EXERCISE GOAL:
Using the listing below, please gather every line containing the word "view".

Dataset items

>> Begin

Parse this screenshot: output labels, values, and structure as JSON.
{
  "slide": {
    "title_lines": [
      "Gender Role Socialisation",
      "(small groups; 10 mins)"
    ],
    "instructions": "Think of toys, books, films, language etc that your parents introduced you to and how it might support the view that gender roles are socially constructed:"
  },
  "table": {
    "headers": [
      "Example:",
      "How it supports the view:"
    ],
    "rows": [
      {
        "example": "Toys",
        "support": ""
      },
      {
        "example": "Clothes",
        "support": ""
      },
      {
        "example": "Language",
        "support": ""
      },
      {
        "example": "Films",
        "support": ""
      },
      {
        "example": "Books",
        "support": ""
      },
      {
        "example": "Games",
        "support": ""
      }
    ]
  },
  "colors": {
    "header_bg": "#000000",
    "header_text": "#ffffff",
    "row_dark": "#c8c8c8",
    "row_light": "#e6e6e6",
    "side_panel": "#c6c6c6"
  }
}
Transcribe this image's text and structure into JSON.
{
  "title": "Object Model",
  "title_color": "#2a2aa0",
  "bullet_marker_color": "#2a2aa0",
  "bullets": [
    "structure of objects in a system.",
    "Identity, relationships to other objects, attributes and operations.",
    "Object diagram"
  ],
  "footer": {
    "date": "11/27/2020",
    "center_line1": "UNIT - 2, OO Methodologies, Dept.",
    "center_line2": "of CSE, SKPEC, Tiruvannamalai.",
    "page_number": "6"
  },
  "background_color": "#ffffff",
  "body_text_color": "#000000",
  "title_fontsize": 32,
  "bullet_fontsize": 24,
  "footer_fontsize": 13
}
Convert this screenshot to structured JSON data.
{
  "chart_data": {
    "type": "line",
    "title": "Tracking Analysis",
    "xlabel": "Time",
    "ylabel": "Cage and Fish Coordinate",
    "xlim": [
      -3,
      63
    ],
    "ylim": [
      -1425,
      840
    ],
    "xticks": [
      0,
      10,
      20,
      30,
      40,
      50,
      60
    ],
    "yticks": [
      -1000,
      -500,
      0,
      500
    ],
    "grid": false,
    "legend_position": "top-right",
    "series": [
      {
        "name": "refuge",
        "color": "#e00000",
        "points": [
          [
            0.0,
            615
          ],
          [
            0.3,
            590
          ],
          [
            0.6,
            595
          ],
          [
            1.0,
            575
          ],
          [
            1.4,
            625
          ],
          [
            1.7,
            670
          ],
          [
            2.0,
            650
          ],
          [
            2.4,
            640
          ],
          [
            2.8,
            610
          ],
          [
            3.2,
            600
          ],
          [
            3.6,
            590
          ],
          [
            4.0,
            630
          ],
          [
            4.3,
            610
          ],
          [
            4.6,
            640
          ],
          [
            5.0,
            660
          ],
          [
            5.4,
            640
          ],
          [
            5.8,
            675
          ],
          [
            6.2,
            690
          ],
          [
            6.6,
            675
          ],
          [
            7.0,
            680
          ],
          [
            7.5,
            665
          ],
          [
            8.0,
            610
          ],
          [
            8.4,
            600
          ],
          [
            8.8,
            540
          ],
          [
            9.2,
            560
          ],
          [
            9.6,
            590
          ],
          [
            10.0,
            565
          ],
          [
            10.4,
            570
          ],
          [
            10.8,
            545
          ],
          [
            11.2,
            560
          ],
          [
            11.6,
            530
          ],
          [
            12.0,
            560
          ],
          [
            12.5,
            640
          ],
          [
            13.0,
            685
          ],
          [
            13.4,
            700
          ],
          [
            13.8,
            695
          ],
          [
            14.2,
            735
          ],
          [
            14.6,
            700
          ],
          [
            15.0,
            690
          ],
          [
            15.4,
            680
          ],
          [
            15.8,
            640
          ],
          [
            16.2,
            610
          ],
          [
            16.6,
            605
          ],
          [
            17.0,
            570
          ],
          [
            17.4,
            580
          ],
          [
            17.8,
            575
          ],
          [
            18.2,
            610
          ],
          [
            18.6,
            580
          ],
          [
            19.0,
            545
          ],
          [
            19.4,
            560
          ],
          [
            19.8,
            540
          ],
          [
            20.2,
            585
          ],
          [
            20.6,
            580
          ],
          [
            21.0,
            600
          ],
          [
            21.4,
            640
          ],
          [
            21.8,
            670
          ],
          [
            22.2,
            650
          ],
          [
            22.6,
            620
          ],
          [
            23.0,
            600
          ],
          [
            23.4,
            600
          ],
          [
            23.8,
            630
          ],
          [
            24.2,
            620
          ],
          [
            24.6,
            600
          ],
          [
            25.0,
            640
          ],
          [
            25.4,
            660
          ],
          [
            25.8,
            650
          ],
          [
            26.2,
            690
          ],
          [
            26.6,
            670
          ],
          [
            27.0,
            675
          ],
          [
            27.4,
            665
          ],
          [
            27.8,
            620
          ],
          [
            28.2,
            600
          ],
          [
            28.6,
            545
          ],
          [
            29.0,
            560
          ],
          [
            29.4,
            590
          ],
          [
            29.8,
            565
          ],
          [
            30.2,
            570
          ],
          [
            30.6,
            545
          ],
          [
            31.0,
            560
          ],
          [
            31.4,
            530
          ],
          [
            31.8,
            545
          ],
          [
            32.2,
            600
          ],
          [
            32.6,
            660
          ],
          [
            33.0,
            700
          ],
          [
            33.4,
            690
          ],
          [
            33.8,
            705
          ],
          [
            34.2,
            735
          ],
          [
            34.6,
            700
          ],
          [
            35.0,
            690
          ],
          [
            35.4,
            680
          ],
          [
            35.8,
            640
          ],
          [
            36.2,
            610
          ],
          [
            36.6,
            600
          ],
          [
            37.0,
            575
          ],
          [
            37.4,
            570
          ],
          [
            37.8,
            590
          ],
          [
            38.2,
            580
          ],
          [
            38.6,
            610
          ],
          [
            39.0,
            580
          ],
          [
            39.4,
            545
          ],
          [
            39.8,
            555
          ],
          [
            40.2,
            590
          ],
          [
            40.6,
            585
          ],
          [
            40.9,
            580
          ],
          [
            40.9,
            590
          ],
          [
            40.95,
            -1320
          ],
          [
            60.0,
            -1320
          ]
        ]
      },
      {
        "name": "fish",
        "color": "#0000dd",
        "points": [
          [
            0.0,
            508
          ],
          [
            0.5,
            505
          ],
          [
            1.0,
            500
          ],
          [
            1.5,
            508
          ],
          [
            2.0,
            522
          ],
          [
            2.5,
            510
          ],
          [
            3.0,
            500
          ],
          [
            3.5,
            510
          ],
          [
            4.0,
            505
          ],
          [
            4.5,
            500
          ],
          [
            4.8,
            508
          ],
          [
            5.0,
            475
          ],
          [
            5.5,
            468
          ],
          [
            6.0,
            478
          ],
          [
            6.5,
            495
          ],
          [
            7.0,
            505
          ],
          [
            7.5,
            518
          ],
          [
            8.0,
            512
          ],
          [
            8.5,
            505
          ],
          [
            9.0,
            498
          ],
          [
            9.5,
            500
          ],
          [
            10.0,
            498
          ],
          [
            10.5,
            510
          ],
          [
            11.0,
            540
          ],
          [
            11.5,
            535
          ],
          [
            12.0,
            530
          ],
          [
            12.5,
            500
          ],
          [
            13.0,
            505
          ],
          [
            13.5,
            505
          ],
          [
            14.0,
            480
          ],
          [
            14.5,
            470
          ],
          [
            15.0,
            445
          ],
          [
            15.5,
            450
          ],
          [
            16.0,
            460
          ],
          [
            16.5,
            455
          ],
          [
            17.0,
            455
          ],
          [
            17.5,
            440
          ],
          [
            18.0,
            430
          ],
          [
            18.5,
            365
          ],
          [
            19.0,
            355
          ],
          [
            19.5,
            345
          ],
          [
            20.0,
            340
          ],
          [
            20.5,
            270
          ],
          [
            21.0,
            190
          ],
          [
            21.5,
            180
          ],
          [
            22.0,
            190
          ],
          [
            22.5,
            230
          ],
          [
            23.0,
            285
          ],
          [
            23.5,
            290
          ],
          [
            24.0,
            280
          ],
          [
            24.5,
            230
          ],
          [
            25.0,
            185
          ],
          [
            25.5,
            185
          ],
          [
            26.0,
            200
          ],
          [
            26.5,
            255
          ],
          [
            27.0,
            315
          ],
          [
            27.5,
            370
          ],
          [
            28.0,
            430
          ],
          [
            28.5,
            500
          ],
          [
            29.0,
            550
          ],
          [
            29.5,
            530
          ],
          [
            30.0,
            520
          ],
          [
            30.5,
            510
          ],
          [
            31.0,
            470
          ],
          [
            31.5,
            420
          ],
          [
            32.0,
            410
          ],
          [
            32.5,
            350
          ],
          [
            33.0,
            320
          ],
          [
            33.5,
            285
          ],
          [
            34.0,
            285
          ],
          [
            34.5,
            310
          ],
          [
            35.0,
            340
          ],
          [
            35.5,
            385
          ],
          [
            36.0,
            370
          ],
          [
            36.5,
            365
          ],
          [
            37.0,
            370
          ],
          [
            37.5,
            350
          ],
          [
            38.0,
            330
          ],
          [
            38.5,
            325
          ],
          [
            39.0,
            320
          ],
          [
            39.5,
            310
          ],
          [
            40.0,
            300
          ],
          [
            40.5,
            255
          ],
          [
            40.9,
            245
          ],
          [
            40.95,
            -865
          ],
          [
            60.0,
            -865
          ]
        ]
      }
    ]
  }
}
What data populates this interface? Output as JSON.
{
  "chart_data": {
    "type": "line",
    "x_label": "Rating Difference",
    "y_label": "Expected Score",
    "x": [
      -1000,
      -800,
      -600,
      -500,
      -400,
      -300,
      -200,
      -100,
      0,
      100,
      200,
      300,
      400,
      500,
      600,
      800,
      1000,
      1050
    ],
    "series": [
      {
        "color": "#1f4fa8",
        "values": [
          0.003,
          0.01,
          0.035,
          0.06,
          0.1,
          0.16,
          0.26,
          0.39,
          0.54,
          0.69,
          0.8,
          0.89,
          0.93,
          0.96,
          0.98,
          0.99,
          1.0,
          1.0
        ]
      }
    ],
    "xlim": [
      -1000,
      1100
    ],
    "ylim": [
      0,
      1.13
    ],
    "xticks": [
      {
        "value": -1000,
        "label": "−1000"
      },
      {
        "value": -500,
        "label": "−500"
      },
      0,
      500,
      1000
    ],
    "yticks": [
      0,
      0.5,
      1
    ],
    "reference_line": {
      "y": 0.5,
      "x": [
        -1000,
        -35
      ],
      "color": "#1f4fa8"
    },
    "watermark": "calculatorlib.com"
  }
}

>> End

EXERCISE SOLUTION:
    "instructions": "Think of toys, books, films, language etc that your parents introduced you to and how it might support the view that gender roles are socially constructed:"
      "How it supports the view:"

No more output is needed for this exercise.